Begin INPUT DATA

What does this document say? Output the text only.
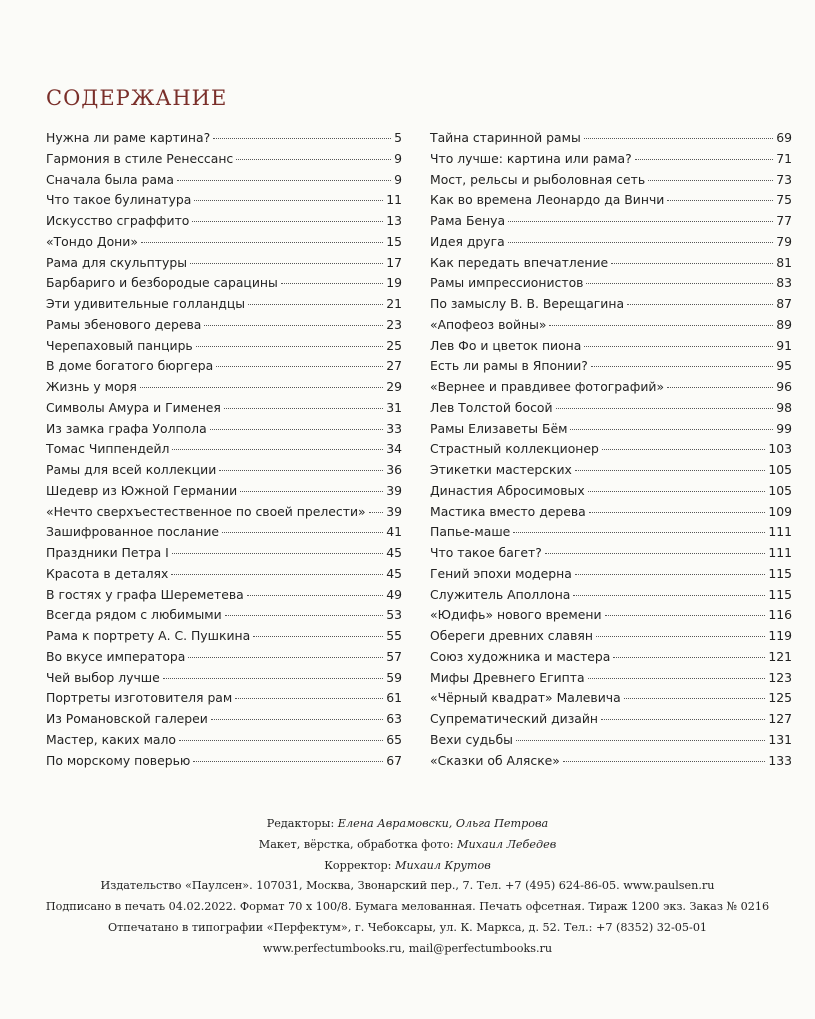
СОДЕРЖАНИЕ
Нужна ли раме картина?	5
Гармония в стиле Ренессанс	9
Сначала была рама	9
Что такое булинатура	11
Искусство сграффито	13
«Тондо Дони»	15
Рама для скульптуры	17
Барбариго и безбородые сарацины	19
Эти удивительные голландцы	21
Рамы эбенового дерева	23
Черепаховый панцирь	25
В доме богатого бюргера	27
Жизнь у моря	29
Символы Амура и Гименея	31
Из замка графа Уолпола	33
Томас Чиппендейл	34
Рамы для всей коллекции	36
Шедевр из Южной Германии	39
«Нечто сверхъестественное по своей прелести» 39
Зашифрованное послание	41
Праздники Петра I	45
Красота в деталях	45
В гостях у графа Шереметева	49
Всегда рядом с любимыми	53
Рама к портрету А. С. Пушкина	55
Во вкусе императора	57
Чей выбор лучше	59
Портреты изготовителя рам	61
Из Романовской галереи	63
Мастер, каких мало	65
По морскому поверью	67
Тайна старинной рамы	69
Что лучше: картина или рама?	71
Мост, рельсы и рыболовная сеть	73
Как во времена Леонардо да Винчи	75
Рама Бенуа	77
Идея друга	79
Как передать впечатление	81
Рамы импрессионистов	83
По замыслу В. В. Верещагина	87
«Апофеоз войны»	89
Лев Фо и цветок пиона	91
Есть ли рамы в Японии?	95
«Вернее и правдивее фотографий»	96
Лев Толстой босой	98
Рамы Елизаветы Бём	99
Страстный коллекционер	103
Этикетки мастерских	105
Династия Абросимовых	105
Мастика вместо дерева	109
Папье-маше	111
Что такое багет?	111
Гений эпохи модерна	115
Служитель Аполлона	115
«Юдифь» нового времени	116
Обереги древних славян	119
Союз художника и мастера	121
Мифы Древнего Египта	123
«Чёрный квадрат» Малевича	125
Супрематический дизайн	127
Вехи судьбы	131
«Сказки об Аляске»	133
Редакторы: Елена Аврамовски, Ольга Петрова
Макет, вёрстка, обработка фото: Михаил Лебедев
Корректор: Михаил Крутов
Издательство «Паулсен». 107031, Москва, Звонарский пер., 7. Тел. +7 (495) 624-86-05. www.paulsen.ru
Подписано в печать 04.02.2022. Формат 70 х 100/8. Бумага мелованная. Печать офсетная. Тираж 1200 экз. Заказ № 0216
Отпечатано в типографии «Перфектум», г. Чебоксары, ул. К. Маркса, д. 52. Тел.: +7 (8352) 32-05-01
www.perfectumbooks.ru, mail@perfectumbooks.ru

End INPUT DATA

TASK DETAILS:
From the entries above, collect every line with the string "графа" in it.

THE COMPLETED TASK:
Из замка графа Уолпола	33
В гостях у графа Шереметева	49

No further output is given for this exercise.